_Set task_
Please write out the complete listing that follows, exactly as it reads.

_Data lines_

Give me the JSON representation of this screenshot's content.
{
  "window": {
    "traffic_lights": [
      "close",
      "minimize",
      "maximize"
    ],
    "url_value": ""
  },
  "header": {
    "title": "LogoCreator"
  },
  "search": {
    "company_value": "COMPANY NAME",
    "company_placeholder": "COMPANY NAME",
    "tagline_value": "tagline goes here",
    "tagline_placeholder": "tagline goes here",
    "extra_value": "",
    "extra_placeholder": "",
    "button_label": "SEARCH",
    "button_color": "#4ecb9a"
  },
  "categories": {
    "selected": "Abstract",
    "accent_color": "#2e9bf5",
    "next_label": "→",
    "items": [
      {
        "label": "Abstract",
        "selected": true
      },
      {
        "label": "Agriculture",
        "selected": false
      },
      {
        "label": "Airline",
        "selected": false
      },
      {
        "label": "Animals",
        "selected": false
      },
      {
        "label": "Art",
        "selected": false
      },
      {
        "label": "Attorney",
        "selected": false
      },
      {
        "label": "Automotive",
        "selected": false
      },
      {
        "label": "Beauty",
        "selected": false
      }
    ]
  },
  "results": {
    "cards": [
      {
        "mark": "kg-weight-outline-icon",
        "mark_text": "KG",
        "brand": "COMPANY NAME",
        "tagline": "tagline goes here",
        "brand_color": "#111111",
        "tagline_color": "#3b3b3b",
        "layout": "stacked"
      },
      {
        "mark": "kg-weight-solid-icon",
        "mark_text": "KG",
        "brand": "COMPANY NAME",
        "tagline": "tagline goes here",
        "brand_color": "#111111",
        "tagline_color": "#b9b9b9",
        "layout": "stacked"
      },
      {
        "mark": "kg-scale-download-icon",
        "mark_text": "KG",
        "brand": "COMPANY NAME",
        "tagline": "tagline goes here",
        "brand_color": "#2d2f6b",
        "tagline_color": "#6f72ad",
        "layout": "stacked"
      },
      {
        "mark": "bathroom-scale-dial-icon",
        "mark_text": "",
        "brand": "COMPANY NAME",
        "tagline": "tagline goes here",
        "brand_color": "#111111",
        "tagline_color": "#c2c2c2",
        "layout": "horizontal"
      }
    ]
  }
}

_Correct response_
Give me the JSON representation of this screenshot's content.
{
  "window": {
    "traffic_lights": [
      "close",
      "minimize",
      "maximize"
    ],
    "url_value": ""
  },
  "header": {
    "title": "LogoCreator"
  },
  "search": {
    "company_value": "COMPANY NAME",
    "company_placeholder": "COMPANY NAME",
    "tagline_value": "tagline goes here",
    "tagline_placeholder": "tagline goes here",
    "extra_value": "",
    "extra_placeholder": "",
    "button_label": "SEARCH",
    "button_color": "#4ecb9a"
  },
  "categories": {
    "selected": "Abstract",
    "accent_color": "#2e9bf5",
    "next_label": "→",
    "items": [
      {
        "label": "Abstract",
        "selected": true
      },
      {
        "label": "Agriculture",
        "selected": false
      },
      {
        "label": "Airline",
        "selected": false
      },
      {
        "label": "Animals",
        "selected": false
      },
      {
        "label": "Art",
        "selected": false
      },
      {
        "label": "Attorney",
        "selected": false
      },
      {
        "label": "Automotive",
        "selected": false
      },
      {
        "label": "Beauty",
        "selected": false
      }
    ]
  },
  "results": {
    "cards": [
      {
        "mark": "kg-weight-outline-icon",
        "mark_text": "KG",
        "brand": "COMPANY NAME",
        "tagline": "tagline goes here",
        "brand_color": "#111111",
        "tagline_color": "#3b3b3b",
        "layout": "stacked"
      },
      {
        "mark": "kg-weight-solid-icon",
        "mark_text": "KG",
        "brand": "COMPANY NAME",
        "tagline": "tagline goes here",
        "brand_color": "#111111",
        "tagline_color": "#b9b9b9",
        "layout": "stacked"
      },
      {
        "mark": "kg-scale-download-icon",
        "mark_text": "KG",
        "brand": "COMPANY NAME",
        "tagline": "tagline goes here",
        "brand_color": "#2d2f6b",
        "tagline_color": "#6f72ad",
        "layout": "stacked"
      },
      {
        "mark": "bathroom-scale-dial-icon",
        "mark_text": "",
        "brand": "COMPANY NAME",
        "tagline": "tagline goes here",
        "brand_color": "#111111",
        "tagline_color": "#c2c2c2",
        "layout": "horizontal"
      }
    ]
  }
}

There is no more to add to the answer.